→ **JOB**: Read through the data and report every line in which the word "type" occurs.
=== LISTED RECORDS ===
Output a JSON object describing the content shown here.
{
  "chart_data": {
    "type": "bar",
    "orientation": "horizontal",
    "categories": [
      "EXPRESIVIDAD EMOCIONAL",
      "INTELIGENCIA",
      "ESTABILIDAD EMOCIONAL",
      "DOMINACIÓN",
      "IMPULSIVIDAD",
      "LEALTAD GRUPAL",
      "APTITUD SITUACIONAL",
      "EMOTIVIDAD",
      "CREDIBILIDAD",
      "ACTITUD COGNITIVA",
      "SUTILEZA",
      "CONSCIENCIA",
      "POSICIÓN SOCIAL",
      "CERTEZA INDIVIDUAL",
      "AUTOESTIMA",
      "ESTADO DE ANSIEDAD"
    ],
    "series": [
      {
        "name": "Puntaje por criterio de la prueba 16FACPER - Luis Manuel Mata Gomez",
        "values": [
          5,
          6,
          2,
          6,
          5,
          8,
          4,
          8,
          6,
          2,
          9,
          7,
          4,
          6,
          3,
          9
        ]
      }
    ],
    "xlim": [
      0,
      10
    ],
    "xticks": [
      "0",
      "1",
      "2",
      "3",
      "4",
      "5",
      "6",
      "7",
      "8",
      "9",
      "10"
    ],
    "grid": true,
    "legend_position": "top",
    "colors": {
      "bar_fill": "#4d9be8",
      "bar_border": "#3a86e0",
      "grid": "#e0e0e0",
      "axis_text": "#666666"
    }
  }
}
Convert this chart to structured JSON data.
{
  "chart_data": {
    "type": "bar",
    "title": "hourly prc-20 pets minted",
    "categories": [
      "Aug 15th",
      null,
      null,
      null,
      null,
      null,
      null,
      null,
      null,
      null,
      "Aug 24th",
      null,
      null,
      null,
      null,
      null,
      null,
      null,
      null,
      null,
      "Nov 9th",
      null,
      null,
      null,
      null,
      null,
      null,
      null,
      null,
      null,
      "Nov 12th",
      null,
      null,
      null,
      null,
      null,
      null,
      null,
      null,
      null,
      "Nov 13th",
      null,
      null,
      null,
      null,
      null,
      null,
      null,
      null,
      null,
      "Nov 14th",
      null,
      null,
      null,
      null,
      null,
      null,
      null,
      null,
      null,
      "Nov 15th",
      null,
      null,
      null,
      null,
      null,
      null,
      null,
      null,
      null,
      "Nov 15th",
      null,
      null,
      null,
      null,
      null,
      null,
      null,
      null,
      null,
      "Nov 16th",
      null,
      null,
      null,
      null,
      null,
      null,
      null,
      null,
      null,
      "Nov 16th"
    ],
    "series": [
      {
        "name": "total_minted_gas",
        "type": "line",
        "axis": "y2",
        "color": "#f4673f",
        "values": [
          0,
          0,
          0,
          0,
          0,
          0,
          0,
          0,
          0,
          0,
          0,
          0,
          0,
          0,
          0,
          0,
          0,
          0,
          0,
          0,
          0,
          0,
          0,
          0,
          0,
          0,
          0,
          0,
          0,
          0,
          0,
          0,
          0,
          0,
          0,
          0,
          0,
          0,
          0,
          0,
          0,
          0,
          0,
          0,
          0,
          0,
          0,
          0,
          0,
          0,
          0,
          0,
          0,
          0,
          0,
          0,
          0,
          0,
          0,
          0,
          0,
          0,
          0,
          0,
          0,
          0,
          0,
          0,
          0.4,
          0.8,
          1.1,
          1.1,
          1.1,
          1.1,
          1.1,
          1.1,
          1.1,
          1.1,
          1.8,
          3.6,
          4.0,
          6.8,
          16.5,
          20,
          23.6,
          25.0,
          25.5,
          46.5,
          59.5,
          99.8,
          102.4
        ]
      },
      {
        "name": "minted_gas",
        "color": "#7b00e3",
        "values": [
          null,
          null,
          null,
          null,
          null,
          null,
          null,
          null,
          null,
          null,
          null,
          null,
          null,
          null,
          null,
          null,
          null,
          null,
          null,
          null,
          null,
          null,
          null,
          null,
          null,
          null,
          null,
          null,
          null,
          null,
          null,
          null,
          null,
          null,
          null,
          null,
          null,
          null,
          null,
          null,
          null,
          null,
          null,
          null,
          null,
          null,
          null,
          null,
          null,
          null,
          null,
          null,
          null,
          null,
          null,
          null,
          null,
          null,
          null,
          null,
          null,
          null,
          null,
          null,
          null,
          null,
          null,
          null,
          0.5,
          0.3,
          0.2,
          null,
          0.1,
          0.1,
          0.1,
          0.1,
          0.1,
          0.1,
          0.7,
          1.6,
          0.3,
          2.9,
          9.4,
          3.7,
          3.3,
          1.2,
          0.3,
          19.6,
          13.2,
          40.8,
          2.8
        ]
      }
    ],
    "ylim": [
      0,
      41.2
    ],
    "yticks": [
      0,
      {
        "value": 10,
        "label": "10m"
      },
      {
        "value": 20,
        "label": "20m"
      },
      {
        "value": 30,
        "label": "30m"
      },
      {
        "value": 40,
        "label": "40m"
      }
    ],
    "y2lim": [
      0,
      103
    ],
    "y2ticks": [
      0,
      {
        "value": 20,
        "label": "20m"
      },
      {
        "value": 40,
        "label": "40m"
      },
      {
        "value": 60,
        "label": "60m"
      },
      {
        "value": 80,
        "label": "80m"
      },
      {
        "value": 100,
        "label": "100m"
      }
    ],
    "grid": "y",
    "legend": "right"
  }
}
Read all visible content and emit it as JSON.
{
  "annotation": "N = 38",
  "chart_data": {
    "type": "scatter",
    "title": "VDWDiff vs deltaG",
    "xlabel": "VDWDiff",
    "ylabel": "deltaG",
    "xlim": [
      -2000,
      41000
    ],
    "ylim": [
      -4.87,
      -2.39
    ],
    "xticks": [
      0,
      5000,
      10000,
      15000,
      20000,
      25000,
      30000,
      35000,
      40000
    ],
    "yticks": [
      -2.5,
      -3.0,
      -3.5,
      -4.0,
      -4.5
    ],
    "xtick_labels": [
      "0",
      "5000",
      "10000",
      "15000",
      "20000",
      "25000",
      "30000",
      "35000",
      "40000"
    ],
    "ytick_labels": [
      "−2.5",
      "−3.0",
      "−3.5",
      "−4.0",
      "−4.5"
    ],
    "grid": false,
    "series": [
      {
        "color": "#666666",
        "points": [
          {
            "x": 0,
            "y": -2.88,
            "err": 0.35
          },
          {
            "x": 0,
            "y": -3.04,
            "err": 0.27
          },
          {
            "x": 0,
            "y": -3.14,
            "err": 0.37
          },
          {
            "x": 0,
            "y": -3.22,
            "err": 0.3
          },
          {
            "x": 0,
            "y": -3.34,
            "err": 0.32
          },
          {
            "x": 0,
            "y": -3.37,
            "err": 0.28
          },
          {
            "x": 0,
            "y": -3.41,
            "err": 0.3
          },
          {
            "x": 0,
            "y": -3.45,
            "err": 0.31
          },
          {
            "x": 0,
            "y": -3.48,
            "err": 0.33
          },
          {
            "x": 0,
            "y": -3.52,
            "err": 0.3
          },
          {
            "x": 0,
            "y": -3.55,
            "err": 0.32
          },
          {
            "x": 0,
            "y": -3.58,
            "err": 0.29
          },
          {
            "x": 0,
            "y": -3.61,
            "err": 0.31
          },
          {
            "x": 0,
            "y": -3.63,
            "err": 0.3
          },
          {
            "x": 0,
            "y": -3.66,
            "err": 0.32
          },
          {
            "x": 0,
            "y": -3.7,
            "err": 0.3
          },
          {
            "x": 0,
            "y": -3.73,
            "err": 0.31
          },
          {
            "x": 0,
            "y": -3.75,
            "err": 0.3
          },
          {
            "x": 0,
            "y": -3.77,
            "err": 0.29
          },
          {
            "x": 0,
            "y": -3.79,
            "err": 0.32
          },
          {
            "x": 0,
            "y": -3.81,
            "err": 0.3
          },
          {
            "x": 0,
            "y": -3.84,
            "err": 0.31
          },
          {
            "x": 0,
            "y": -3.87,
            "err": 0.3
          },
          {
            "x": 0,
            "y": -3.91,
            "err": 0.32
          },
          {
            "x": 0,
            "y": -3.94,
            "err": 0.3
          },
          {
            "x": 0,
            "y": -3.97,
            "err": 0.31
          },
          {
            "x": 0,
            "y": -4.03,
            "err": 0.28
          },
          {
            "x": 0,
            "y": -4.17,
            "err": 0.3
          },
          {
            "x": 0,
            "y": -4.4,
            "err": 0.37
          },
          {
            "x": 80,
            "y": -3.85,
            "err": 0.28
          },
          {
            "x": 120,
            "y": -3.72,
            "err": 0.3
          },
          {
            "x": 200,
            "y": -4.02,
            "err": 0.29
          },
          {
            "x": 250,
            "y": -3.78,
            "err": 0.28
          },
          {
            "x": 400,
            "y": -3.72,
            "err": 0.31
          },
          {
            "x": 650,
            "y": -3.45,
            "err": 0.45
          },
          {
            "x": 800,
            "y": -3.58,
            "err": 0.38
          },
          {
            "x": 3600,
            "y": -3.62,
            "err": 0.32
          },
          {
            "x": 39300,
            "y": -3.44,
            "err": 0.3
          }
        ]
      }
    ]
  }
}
===
→ **CORRECT RESULT**:
    "type": "bar",
    "type": "bar",
        "type": "line",
    "type": "scatter",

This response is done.